What is asked
Each record must be reproduced exactly as it is shown.

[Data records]
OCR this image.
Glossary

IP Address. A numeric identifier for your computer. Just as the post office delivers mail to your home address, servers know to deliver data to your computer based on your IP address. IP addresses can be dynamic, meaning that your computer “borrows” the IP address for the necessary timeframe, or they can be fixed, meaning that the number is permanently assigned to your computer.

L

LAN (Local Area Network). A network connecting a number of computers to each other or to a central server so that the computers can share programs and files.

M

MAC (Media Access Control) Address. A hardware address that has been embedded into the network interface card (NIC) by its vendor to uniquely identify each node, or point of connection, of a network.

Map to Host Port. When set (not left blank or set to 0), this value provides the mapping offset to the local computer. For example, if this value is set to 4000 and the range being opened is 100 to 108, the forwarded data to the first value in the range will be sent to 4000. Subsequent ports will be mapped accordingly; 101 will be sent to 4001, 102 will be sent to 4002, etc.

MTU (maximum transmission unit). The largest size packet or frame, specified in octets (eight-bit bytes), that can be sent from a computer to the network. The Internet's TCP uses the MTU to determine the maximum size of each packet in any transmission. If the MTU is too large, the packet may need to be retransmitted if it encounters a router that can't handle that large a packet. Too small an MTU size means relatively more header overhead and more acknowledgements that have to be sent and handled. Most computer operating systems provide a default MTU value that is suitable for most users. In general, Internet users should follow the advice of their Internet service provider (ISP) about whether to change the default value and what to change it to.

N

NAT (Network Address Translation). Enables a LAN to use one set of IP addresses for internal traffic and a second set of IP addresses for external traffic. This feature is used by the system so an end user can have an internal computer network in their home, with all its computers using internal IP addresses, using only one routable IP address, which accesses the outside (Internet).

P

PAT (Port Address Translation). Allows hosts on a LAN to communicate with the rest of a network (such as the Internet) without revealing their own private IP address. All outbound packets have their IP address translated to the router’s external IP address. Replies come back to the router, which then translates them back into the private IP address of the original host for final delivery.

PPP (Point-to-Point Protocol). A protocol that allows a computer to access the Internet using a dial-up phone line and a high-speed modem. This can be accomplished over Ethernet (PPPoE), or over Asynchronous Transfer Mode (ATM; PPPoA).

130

Solution to the exercise
OCR this image.
Glossary

IP Address. A numeric identifier for your computer. Just as the post office delivers mail to your home address, servers know to deliver data to your computer based on your IP address. IP addresses can be dynamic, meaning that your computer “borrows” the IP address for the necessary timeframe, or they can be fixed, meaning that the number is permanently assigned to your computer.

L

LAN (Local Area Network). A network connecting a number of computers to each other or to a central server so that the computers can share programs and files.

M

MAC (Media Access Control) Address. A hardware address that has been embedded into the network interface card (NIC) by its vendor to uniquely identify each node, or point of connection, of a network.

Map to Host Port. When set (not left blank or set to 0), this value provides the mapping offset to the local computer. For example, if this value is set to 4000 and the range being opened is 100 to 108, the forwarded data to the first value in the range will be sent to 4000. Subsequent ports will be mapped accordingly; 101 will be sent to 4001, 102 will be sent to 4002, etc.

MTU (maximum transmission unit). The largest size packet or frame, specified in octets (eight-bit bytes), that can be sent from a computer to the network. The Internet's TCP uses the MTU to determine the maximum size of each packet in any transmission. If the MTU is too large, the packet may need to be retransmitted if it encounters a router that can't handle that large a packet. Too small an MTU size means relatively more header overhead and more acknowledgements that have to be sent and handled. Most computer operating systems provide a default MTU value that is suitable for most users. In general, Internet users should follow the advice of their Internet service provider (ISP) about whether to change the default value and what to change it to.

N

NAT (Network Address Translation). Enables a LAN to use one set of IP addresses for internal traffic and a second set of IP addresses for external traffic. This feature is used by the system so an end user can have an internal computer network in their home, with all its computers using internal IP addresses, using only one routable IP address, which accesses the outside (Internet).

P

PAT (Port Address Translation). Allows hosts on a LAN to communicate with the rest of a network (such as the Internet) without revealing their own private IP address. All outbound packets have their IP address translated to the router’s external IP address. Replies come back to the router, which then translates them back into the private IP address of the original host for final delivery.

PPP (Point-to-Point Protocol). A protocol that allows a computer to access the Internet using a dial-up phone line and a high-speed modem. This can be accomplished over Ethernet (PPPoE), or over Asynchronous Transfer Mode (ATM; PPPoA).

130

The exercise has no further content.